Given text:
Re: AIO / read stream heuristics adjustments for index prefetching

From: Melanie Plageman <melanieplageman(at)gmail(dot)com>
To: Andres Freund <andres(at)anarazel(dot)de>
Cc: pgsql-hackers(at)postgresql(dot)org, Thomas Munro <thomas(dot)munro(at)gmail(dot)com>, Peter Geoghegan <pg(at)bowt(dot)ie>, Tomas Vondra <tv(at)fuzzy(dot)cz>, Nazir Bilal Yavuz <byavuz81(at)gmail(dot)com>
Subject: Re: AIO / read stream heuristics adjustments for index prefetching
Date: 2026-04-04 00:06:32
Message-ID: CAAKRu_YDvFKd62JbvgavHzZke1Nbt5maH56aG+bNzozY7qvRvw@mail.gmail.com
Views: Whole Thread | Raw Message | Download mbox | Resend email
Thread:
Lists: pgsql-hackers

On Fri, Apr 3, 2026 at 4:36 PM Andres Freund <andres(at)anarazel(dot)de> wrote:
>
> Attached are a revised set of commits.

0001 aio: io_uring: Trigger async processing for large IOs
LGTM

0002 read_stream: Move logic about IO combining & issuing to helpers
LGTM

0003 read stream: Split decision about look ahead for AIO and combining

Stale comment reference to stream->distance around line 505

Typo above ReadStream->combine_distance: "The limits for read-ahead an
combining" should be "and combining".

typo in comment in read_stream_look_ahead()
"even if we are reached the read-ahead limit" I think you meant "even
if we have reached the read-ahead limit"

I didn't really notice this before
* doing full io_combine_limit sized reads.
*/
if (flags & READ_STREAM_FULL)
- stream->distance = Min(max_pinned_buffers, stream->io_combine_limit);
+ {
+ stream->readahead_distance = Min(max_pinned_buffers,
stream->io_combine_limit);
+ stream->combine_distance = Min(max_pinned_buffers,
stream->io_combine_limit);
+ }

that distance started out at io_combine_limit for READ_STREAM_FULL.
That doesn't make that much sense to me, wouldn't we set
readahead_distance to max_pinned_buffers() for READ_STREAM_FULL?

+ /*
+ * Allow looking further ahead if we are in the process of building a
+ * larger IO, the IO is not yet big enough and we don't yet have IO in
+ * flight. Note that this is allowed even if we are reached the
+ * read-ahead limit (but not the buffer pin limit, combine_distance is
+ * capped by it and we are checking for pinned_buffers == 0).

Supplied records:
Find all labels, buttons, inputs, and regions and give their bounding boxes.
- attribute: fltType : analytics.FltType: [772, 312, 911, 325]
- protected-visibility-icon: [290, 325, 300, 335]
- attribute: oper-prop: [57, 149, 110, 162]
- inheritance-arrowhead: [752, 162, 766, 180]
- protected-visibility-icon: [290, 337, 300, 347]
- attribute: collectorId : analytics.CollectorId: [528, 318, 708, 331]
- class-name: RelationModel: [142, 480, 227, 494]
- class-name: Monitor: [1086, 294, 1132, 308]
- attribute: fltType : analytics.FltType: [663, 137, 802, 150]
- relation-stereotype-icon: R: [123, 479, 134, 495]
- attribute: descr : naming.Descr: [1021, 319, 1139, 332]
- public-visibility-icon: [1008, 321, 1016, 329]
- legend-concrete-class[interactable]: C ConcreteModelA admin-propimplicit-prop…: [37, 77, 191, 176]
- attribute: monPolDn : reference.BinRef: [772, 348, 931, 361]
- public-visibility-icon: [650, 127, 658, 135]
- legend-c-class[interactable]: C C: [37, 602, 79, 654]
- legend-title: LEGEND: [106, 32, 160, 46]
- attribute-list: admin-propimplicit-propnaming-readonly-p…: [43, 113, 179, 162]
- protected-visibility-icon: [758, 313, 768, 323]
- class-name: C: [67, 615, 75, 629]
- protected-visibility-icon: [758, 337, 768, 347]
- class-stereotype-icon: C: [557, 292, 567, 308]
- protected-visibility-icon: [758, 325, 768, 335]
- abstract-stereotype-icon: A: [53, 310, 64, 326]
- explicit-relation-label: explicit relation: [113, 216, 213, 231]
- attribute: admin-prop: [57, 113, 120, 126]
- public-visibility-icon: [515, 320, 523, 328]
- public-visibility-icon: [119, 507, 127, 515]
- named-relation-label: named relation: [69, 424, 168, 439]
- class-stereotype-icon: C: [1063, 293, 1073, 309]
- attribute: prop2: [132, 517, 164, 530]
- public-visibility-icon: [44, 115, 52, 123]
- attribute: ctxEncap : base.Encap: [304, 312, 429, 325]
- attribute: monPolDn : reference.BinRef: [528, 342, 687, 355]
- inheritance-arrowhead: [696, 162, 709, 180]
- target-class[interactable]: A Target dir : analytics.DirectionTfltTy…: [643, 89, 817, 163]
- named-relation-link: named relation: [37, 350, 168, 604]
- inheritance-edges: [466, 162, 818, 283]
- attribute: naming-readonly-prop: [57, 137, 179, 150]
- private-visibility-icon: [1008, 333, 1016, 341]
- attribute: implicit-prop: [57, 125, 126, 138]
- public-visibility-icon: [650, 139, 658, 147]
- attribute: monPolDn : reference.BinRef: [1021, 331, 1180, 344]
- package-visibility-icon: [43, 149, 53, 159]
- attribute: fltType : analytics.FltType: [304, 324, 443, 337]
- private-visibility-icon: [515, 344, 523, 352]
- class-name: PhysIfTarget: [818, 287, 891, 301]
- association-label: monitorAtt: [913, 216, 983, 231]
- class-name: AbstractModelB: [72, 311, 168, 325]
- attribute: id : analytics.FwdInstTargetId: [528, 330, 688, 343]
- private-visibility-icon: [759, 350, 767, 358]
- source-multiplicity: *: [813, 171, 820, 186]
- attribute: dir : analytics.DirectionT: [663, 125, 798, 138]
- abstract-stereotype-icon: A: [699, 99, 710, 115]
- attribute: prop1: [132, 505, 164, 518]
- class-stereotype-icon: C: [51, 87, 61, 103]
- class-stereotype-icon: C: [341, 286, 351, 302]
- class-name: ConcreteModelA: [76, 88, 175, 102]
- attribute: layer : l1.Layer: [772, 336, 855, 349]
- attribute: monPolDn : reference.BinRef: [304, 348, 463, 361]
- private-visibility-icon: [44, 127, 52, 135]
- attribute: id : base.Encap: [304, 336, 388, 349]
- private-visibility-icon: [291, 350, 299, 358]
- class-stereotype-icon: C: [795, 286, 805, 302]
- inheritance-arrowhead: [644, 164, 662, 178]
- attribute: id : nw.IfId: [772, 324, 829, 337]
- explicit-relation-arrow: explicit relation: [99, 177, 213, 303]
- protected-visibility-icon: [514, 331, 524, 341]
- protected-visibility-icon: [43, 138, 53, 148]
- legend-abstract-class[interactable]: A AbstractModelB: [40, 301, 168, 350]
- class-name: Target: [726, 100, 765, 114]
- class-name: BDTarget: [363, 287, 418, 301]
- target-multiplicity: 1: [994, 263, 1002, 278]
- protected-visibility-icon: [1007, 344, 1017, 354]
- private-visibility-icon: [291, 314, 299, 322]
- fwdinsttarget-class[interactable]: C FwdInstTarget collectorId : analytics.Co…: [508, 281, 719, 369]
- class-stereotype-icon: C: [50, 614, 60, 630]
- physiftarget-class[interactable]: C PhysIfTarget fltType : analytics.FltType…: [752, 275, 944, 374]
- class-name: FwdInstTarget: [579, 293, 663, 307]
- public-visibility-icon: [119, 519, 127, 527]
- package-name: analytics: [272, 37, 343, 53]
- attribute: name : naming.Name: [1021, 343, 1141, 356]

Goal of the exercise:
From the reply about read stream heuristics, reproduce word for word the passage starting with "that distance started" and going on through "pinned_buffers == 0).".

Output of the exercise:
that distance started out at io_combine_limit for READ_STREAM_FULL.
That doesn't make that much sense to me, wouldn't we set
readahead_distance to max_pinned_buffers() for READ_STREAM_FULL?

+ /*
+ * Allow looking further ahead if we are in the process of building a
+ * larger IO, the IO is not yet big enough and we don't yet have IO in
+ * flight. Note that this is allowed even if we are reached the
+ * read-ahead limit (but not the buffer pin limit, combine_distance is
+ * capped by it and we are checking for pinned_buffers == 0).